Recorded data
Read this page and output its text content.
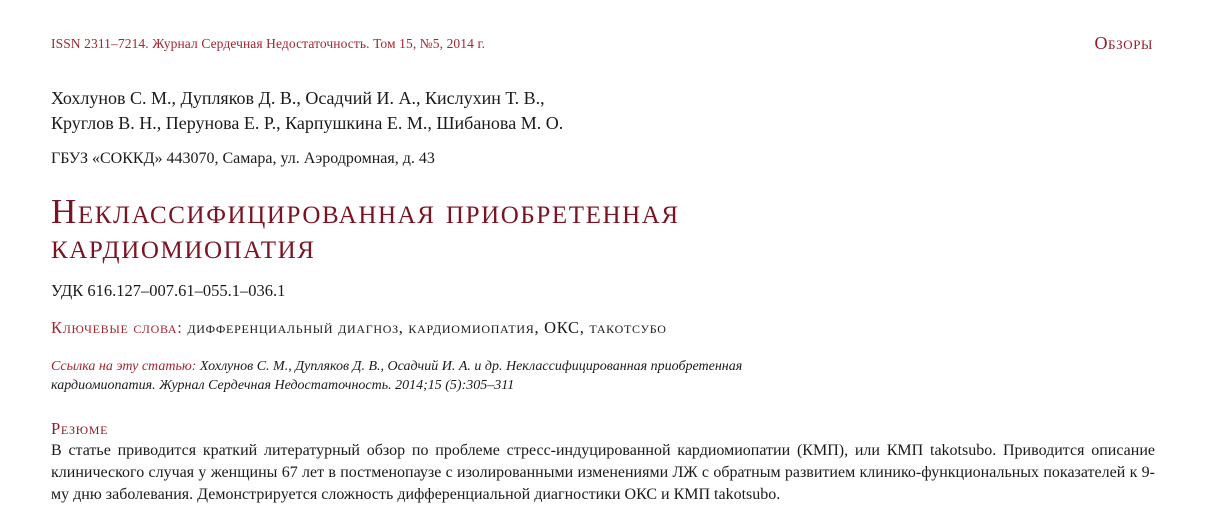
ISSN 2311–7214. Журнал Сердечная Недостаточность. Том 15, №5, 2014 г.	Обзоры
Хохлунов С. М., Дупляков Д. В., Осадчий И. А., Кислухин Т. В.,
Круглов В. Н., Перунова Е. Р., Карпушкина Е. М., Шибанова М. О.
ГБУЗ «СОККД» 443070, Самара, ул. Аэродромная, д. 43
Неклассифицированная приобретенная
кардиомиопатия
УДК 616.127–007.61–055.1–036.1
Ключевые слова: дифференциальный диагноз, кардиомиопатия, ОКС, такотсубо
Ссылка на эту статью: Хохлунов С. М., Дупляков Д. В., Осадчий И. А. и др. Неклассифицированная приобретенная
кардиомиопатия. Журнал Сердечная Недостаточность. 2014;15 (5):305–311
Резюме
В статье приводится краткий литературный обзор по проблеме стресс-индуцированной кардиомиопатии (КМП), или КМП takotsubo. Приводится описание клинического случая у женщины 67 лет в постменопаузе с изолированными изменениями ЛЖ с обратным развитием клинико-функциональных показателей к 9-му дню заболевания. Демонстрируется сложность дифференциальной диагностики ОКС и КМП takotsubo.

• **DIRECTIONS**
Copy each line of the entries that includes the word "Журнал".

• **SOLUTION FOR THIS PROBLEM**
ISSN 2311–7214. Журнал Сердечная Недостаточность. Том 15, №5, 2014 г.	Обзоры
кардиомиопатия. Журнал Сердечная Недостаточность. 2014;15 (5):305–311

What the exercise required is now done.